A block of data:
┄┄┄┄┄┄

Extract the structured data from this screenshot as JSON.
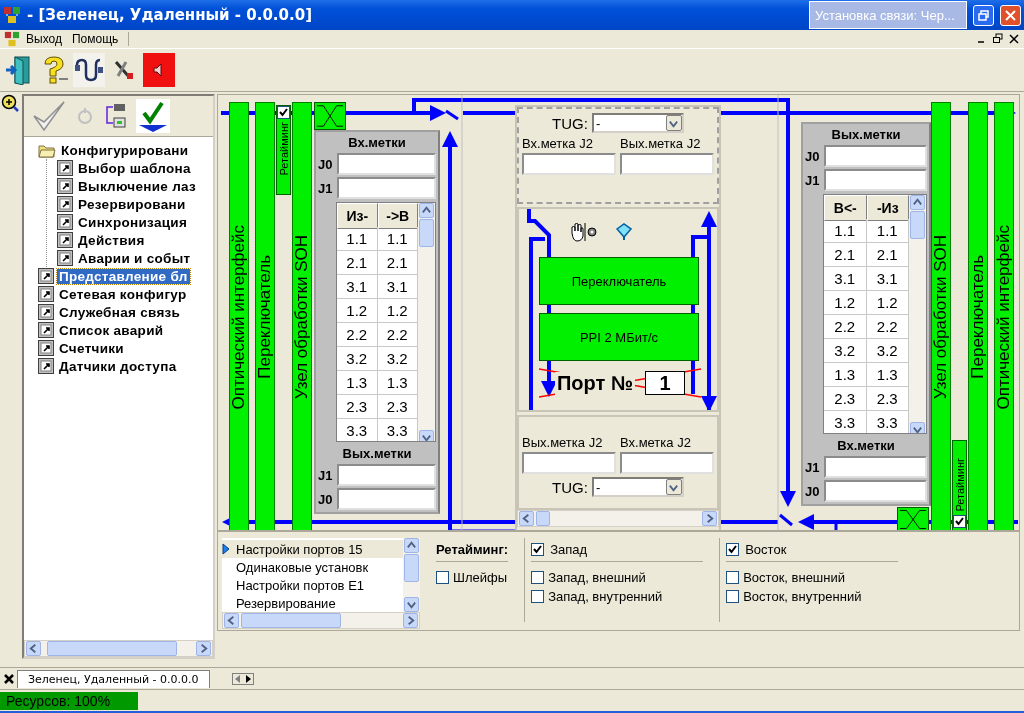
{
  "window": {
    "title": "- [Зеленец, Удаленный - 0.0.0.0]",
    "popup": "Установка связи: Чер..."
  },
  "menu": [
    "Выход",
    "Помощь"
  ],
  "tree": {
    "items": [
      {
        "label": "Конфигурировани",
        "kind": "folder",
        "selected": false,
        "children": [
          {
            "label": "Выбор шаблона",
            "kind": "shortcut",
            "selected": false
          },
          {
            "label": "Выключение лаз",
            "kind": "shortcut",
            "selected": false
          },
          {
            "label": "Резервировани",
            "kind": "shortcut",
            "selected": false
          },
          {
            "label": "Синхронизация",
            "kind": "shortcut",
            "selected": false
          },
          {
            "label": "Действия",
            "kind": "shortcut",
            "selected": false
          },
          {
            "label": "Аварии и событ",
            "kind": "shortcut",
            "selected": false
          }
        ]
      },
      {
        "label": "Представление бл",
        "kind": "shortcut",
        "selected": true
      },
      {
        "label": "Сетевая конфигур",
        "kind": "shortcut",
        "selected": false
      },
      {
        "label": "Служебная связь",
        "kind": "shortcut",
        "selected": false
      },
      {
        "label": "Список аварий",
        "kind": "shortcut",
        "selected": false
      },
      {
        "label": "Счетчики",
        "kind": "shortcut",
        "selected": false
      },
      {
        "label": "Датчики доступа",
        "kind": "shortcut",
        "selected": false
      }
    ]
  },
  "diagram": {
    "left_bars": [
      "Оптический интерфейс",
      "Переключатель",
      "Узел обработки SOH"
    ],
    "left_retiming": {
      "label": "Ретайминг",
      "checked": true
    },
    "left_panel": {
      "top_title": "Вх.метки",
      "top_fields": [
        "J0",
        "J1"
      ],
      "columns": [
        "Из-",
        "->В"
      ],
      "rows": [
        [
          "1.1",
          "1.1"
        ],
        [
          "2.1",
          "2.1"
        ],
        [
          "3.1",
          "3.1"
        ],
        [
          "1.2",
          "1.2"
        ],
        [
          "2.2",
          "2.2"
        ],
        [
          "3.2",
          "3.2"
        ],
        [
          "1.3",
          "1.3"
        ],
        [
          "2.3",
          "2.3"
        ],
        [
          "3.3",
          "3.3"
        ]
      ],
      "bottom_title": "Вых.метки",
      "bottom_fields": [
        "J1",
        "J0"
      ]
    },
    "middle": {
      "top": {
        "tug_label": "TUG:",
        "tug_value": "-",
        "labels": [
          "Вх.метка J2",
          "Вых.метка J2"
        ]
      },
      "blocks": [
        "Переключатель",
        "PPI 2 МБит/с"
      ],
      "port": {
        "label": "Порт №",
        "value": "1",
        "crossed": true
      },
      "bottom": {
        "labels": [
          "Вых.метка J2",
          "Вх.метка J2"
        ],
        "tug_label": "TUG:",
        "tug_value": "-"
      }
    },
    "right_panel": {
      "top_title": "Вых.метки",
      "top_fields": [
        "J0",
        "J1"
      ],
      "columns": [
        "В<-",
        "-Из"
      ],
      "rows": [
        [
          "1.1",
          "1.1"
        ],
        [
          "2.1",
          "2.1"
        ],
        [
          "3.1",
          "3.1"
        ],
        [
          "1.2",
          "1.2"
        ],
        [
          "2.2",
          "2.2"
        ],
        [
          "3.2",
          "3.2"
        ],
        [
          "1.3",
          "1.3"
        ],
        [
          "2.3",
          "2.3"
        ],
        [
          "3.3",
          "3.3"
        ]
      ],
      "bottom_title": "Вх.метки",
      "bottom_fields": [
        "J1",
        "J0"
      ]
    },
    "right_bars": [
      "Узел обработки SOH",
      "Переключатель",
      "Оптический интерфейс"
    ],
    "right_retiming": {
      "label": "Ретайминг",
      "checked": true
    }
  },
  "settings_list": {
    "items": [
      {
        "label": "Настройки портов 15",
        "selected": true
      },
      {
        "label": "Одинаковые установк",
        "selected": false
      },
      {
        "label": "Настройки портов E1",
        "selected": false
      },
      {
        "label": "Резервирование",
        "selected": false
      }
    ]
  },
  "retiming_options": {
    "label": "Ретайминг:",
    "loops": {
      "label": "Шлейфы",
      "checked": false
    },
    "groups": [
      {
        "label": "Запад",
        "checked": true,
        "options": [
          {
            "label": "Запад, внешний",
            "checked": false
          },
          {
            "label": "Запад, внутренний",
            "checked": false
          }
        ]
      },
      {
        "label": "Восток",
        "checked": true,
        "options": [
          {
            "label": "Восток, внешний",
            "checked": false
          },
          {
            "label": "Восток, внутренний",
            "checked": false
          }
        ]
      }
    ]
  },
  "tabs": [
    {
      "label": "Зеленец, Удаленный - 0.0.0.0",
      "selected": true
    }
  ],
  "status_bar": {
    "resources": "Ресурсов: 100%"
  }
}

┄┄┄┄┄┄

▶ **What this task involves**: Pull out each line holding the string "Зеленец".

▶ **Result below**:
    "title": "- [Зеленец, Удаленный - 0.0.0.0]",
      "label": "Зеленец, Удаленный - 0.0.0.0",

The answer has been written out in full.